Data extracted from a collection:

○ ○ ○ ○ ○ ○ ○

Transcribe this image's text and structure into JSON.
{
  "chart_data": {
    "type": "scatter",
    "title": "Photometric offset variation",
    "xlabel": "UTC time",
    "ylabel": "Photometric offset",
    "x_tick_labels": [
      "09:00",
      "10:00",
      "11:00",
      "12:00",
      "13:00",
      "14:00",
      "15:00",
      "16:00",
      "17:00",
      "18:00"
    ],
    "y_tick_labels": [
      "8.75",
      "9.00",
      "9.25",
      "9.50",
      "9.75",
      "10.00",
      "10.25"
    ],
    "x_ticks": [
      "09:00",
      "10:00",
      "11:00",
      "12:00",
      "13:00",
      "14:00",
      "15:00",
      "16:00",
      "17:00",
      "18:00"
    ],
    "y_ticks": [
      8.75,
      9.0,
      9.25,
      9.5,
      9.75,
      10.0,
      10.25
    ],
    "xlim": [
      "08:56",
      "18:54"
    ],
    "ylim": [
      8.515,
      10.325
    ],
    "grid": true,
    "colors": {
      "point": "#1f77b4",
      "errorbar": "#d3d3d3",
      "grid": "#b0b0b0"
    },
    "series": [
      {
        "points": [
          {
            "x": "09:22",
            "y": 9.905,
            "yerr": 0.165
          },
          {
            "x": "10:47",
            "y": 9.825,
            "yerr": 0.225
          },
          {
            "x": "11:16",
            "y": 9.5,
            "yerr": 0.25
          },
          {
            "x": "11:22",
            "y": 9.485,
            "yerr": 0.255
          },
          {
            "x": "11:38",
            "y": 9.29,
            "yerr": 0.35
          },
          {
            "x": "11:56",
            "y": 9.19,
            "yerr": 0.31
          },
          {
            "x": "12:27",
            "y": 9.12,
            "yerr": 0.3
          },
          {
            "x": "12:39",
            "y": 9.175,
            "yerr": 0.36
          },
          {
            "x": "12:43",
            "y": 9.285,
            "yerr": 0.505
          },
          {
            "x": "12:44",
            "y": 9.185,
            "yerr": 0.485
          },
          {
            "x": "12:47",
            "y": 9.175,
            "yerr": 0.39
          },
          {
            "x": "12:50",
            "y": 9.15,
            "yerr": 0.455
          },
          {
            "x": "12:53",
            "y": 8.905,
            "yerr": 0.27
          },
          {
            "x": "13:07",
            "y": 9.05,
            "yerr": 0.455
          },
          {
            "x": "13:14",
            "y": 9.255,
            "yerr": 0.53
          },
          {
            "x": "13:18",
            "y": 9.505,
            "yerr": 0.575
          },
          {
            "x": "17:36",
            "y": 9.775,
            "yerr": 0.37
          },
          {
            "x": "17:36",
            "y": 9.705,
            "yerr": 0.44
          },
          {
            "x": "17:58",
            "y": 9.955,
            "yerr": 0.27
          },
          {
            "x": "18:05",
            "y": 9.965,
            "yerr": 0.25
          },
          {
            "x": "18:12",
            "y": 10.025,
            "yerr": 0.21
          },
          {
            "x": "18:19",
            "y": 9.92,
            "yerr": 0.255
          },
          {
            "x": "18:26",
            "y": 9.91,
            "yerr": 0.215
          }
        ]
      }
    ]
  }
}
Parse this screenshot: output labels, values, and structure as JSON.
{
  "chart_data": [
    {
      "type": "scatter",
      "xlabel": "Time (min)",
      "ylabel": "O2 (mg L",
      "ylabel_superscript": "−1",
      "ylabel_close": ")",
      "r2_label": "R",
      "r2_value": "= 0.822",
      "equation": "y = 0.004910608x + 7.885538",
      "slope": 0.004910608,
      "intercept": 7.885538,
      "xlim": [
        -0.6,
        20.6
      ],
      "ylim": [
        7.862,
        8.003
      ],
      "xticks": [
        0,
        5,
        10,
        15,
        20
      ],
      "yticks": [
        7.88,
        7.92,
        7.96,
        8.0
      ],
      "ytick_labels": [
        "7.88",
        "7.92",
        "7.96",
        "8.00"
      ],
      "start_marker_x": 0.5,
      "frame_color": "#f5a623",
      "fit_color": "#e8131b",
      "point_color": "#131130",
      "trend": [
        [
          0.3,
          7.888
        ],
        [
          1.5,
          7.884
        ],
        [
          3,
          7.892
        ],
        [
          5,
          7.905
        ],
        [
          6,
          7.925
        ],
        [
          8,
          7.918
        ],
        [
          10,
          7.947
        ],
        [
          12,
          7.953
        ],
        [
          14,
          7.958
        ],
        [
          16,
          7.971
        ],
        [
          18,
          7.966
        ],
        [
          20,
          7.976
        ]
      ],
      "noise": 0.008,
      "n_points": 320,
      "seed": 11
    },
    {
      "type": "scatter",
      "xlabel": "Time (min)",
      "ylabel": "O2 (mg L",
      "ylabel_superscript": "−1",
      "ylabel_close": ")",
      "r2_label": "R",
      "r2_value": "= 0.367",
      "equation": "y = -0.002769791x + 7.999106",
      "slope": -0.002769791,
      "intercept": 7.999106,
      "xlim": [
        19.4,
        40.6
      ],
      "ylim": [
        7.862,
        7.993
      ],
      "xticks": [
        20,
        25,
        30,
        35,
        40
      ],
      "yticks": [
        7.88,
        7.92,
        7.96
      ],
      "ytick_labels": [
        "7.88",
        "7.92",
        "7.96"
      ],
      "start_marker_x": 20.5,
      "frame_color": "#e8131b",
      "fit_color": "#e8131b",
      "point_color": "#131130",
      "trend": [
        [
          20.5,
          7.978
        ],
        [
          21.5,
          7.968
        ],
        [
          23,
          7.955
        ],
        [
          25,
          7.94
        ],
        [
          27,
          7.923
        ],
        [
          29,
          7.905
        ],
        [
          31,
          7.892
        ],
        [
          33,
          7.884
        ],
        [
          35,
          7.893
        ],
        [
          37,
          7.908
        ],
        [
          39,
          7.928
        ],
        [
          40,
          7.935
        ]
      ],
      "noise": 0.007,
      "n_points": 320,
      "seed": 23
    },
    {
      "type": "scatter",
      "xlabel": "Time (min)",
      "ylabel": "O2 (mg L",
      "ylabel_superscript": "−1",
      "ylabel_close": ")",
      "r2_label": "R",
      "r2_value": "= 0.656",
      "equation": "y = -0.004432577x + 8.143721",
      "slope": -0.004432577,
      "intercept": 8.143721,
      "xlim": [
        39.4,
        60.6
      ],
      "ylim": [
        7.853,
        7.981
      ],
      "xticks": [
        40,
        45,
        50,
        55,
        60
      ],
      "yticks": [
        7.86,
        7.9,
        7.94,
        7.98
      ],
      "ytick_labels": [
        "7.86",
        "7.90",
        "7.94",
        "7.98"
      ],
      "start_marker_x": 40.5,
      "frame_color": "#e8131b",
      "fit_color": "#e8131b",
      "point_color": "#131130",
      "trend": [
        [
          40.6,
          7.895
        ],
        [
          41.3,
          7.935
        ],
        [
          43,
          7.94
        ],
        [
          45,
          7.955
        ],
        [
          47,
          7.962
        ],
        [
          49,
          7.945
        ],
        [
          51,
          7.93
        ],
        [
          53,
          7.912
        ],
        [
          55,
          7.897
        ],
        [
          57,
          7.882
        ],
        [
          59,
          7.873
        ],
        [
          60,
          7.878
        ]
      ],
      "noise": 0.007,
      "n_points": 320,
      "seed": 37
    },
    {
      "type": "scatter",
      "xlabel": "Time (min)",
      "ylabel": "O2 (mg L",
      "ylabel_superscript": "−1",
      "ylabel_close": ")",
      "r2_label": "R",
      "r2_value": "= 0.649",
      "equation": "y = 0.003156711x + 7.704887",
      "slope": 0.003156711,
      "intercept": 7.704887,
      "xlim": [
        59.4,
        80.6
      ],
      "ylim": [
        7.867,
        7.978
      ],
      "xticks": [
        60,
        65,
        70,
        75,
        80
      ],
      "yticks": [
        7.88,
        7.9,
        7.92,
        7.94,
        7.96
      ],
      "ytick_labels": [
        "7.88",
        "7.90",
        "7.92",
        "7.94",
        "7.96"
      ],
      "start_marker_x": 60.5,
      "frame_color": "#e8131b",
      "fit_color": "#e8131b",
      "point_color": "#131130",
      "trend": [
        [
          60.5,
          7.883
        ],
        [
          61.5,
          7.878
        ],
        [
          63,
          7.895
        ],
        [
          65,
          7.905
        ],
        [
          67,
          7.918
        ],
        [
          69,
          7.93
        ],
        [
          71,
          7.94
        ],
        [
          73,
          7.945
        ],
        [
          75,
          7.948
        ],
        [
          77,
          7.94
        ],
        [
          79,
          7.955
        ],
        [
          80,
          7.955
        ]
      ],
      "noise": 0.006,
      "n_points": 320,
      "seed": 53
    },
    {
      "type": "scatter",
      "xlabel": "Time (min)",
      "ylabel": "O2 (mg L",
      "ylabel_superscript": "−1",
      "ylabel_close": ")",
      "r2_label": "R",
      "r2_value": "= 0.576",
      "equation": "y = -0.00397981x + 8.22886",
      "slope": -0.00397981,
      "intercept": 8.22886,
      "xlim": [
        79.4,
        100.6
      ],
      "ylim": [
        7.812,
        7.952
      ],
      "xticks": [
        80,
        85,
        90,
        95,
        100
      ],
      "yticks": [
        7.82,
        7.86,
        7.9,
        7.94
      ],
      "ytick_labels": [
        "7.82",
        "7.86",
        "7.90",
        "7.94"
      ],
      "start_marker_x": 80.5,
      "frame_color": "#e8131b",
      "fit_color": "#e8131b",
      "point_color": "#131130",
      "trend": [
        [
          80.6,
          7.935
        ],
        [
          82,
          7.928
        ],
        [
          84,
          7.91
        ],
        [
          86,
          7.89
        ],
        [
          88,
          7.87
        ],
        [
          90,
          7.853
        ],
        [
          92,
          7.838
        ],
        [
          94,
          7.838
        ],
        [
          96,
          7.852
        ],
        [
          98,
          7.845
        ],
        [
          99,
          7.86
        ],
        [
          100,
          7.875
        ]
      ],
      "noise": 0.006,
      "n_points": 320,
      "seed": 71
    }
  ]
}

○ ○ ○ ○ ○ ○ ○

## Problem to work on
Your answer should be a single number: how many lines of the material contain the word "equation".

## Reply to the exercise
5